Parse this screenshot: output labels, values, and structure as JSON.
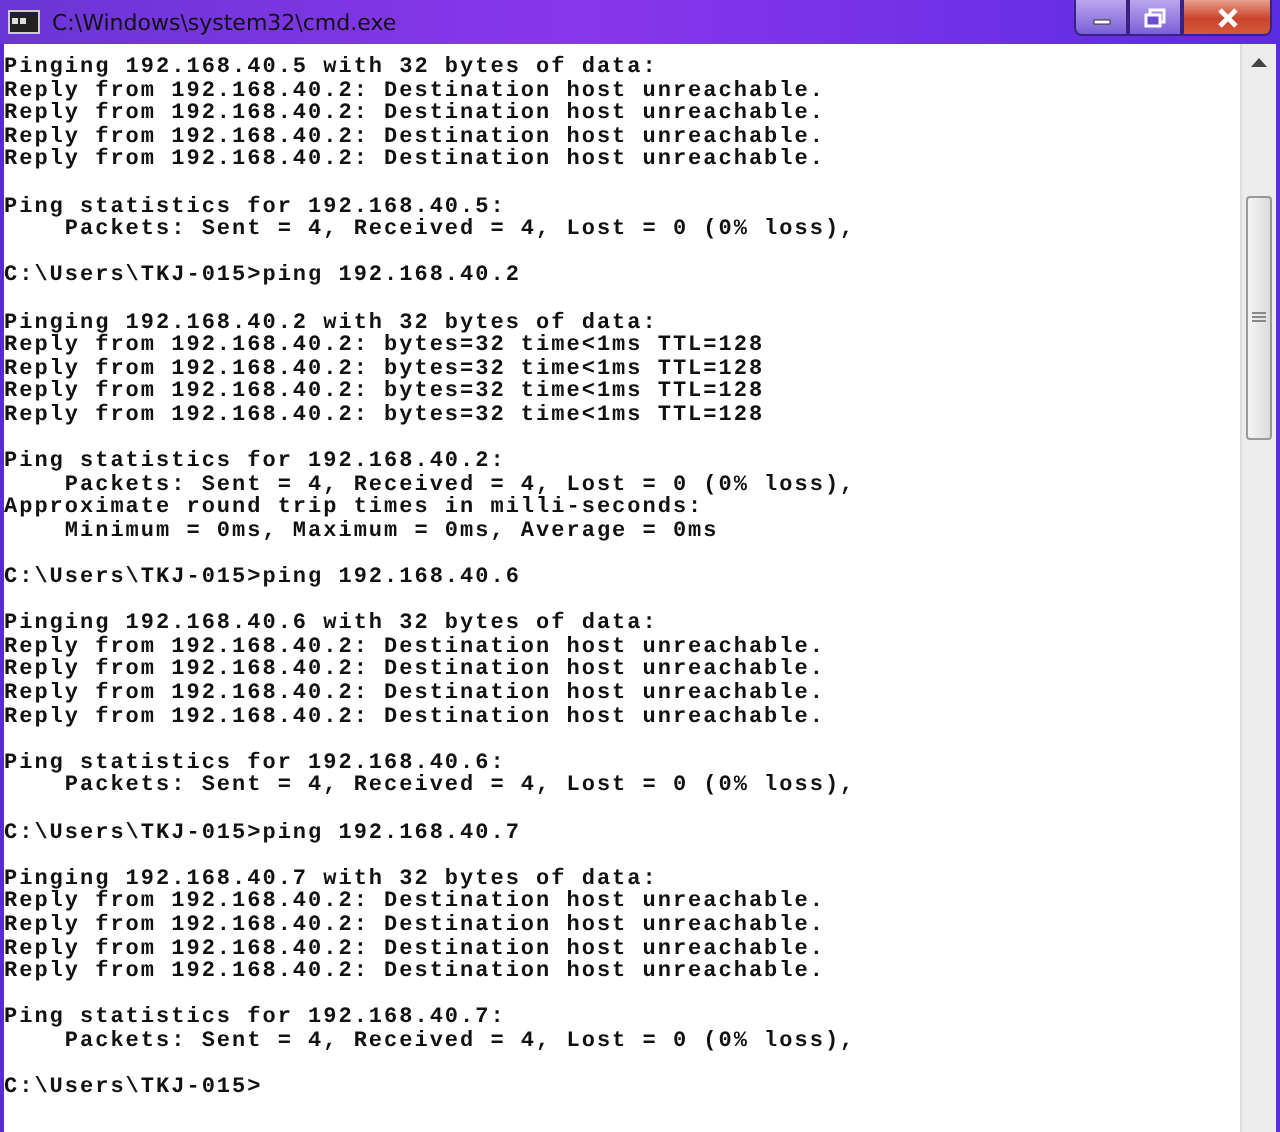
{
  "window": {
    "title": "C:\\Windows\\system32\\cmd.exe"
  },
  "lines": [
    {
      "kind": "text",
      "text": "Pinging 192.168.40.5 with 32 bytes of data:"
    },
    {
      "kind": "text",
      "text": "Reply from 192.168.40.2: Destination host unreachable."
    },
    {
      "kind": "text",
      "text": "Reply from 192.168.40.2: Destination host unreachable."
    },
    {
      "kind": "text",
      "text": "Reply from 192.168.40.2: Destination host unreachable."
    },
    {
      "kind": "text",
      "text": "Reply from 192.168.40.2: Destination host unreachable."
    },
    {
      "kind": "blank"
    },
    {
      "kind": "text",
      "text": "Ping statistics for 192.168.40.5:"
    },
    {
      "kind": "text",
      "text": "    Packets: Sent = 4, Received = 4, Lost = 0 (0% loss),"
    },
    {
      "kind": "blank"
    },
    {
      "kind": "text",
      "text": "C:\\Users\\TKJ-015>ping 192.168.40.2"
    },
    {
      "kind": "blank"
    },
    {
      "kind": "text",
      "text": "Pinging 192.168.40.2 with 32 bytes of data:"
    },
    {
      "kind": "text",
      "text": "Reply from 192.168.40.2: bytes=32 time<1ms TTL=128"
    },
    {
      "kind": "text",
      "text": "Reply from 192.168.40.2: bytes=32 time<1ms TTL=128"
    },
    {
      "kind": "text",
      "text": "Reply from 192.168.40.2: bytes=32 time<1ms TTL=128"
    },
    {
      "kind": "text",
      "text": "Reply from 192.168.40.2: bytes=32 time<1ms TTL=128"
    },
    {
      "kind": "blank"
    },
    {
      "kind": "text",
      "text": "Ping statistics for 192.168.40.2:"
    },
    {
      "kind": "text",
      "text": "    Packets: Sent = 4, Received = 4, Lost = 0 (0% loss),"
    },
    {
      "kind": "text",
      "text": "Approximate round trip times in milli-seconds:"
    },
    {
      "kind": "text",
      "text": "    Minimum = 0ms, Maximum = 0ms, Average = 0ms"
    },
    {
      "kind": "blank"
    },
    {
      "kind": "text",
      "text": "C:\\Users\\TKJ-015>ping 192.168.40.6"
    },
    {
      "kind": "blank"
    },
    {
      "kind": "text",
      "text": "Pinging 192.168.40.6 with 32 bytes of data:"
    },
    {
      "kind": "text",
      "text": "Reply from 192.168.40.2: Destination host unreachable."
    },
    {
      "kind": "text",
      "text": "Reply from 192.168.40.2: Destination host unreachable."
    },
    {
      "kind": "text",
      "text": "Reply from 192.168.40.2: Destination host unreachable."
    },
    {
      "kind": "text",
      "text": "Reply from 192.168.40.2: Destination host unreachable."
    },
    {
      "kind": "blank"
    },
    {
      "kind": "text",
      "text": "Ping statistics for 192.168.40.6:"
    },
    {
      "kind": "text",
      "text": "    Packets: Sent = 4, Received = 4, Lost = 0 (0% loss),"
    },
    {
      "kind": "blank"
    },
    {
      "kind": "text",
      "text": "C:\\Users\\TKJ-015>ping 192.168.40.7"
    },
    {
      "kind": "blank"
    },
    {
      "kind": "text",
      "text": "Pinging 192.168.40.7 with 32 bytes of data:"
    },
    {
      "kind": "text",
      "text": "Reply from 192.168.40.2: Destination host unreachable."
    },
    {
      "kind": "text",
      "text": "Reply from 192.168.40.2: Destination host unreachable."
    },
    {
      "kind": "text",
      "text": "Reply from 192.168.40.2: Destination host unreachable."
    },
    {
      "kind": "text",
      "text": "Reply from 192.168.40.2: Destination host unreachable."
    },
    {
      "kind": "blank"
    },
    {
      "kind": "text",
      "text": "Ping statistics for 192.168.40.7:"
    },
    {
      "kind": "text",
      "text": "    Packets: Sent = 4, Received = 4, Lost = 0 (0% loss),"
    },
    {
      "kind": "blank"
    },
    {
      "kind": "text",
      "text": "C:\\Users\\TKJ-015>"
    }
  ]
}
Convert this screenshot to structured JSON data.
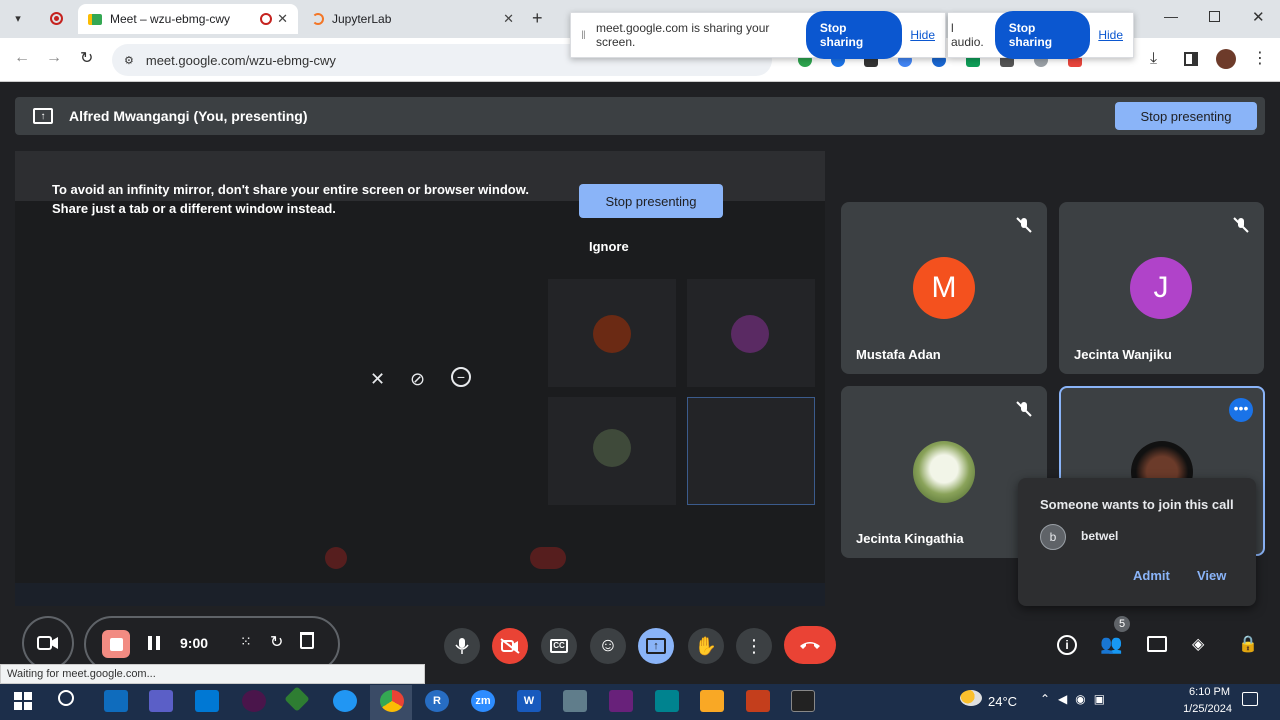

··········

Aim of the exercise »
Write down only how many lines in the listing contain the word "JSON".

Solution to this problem »
2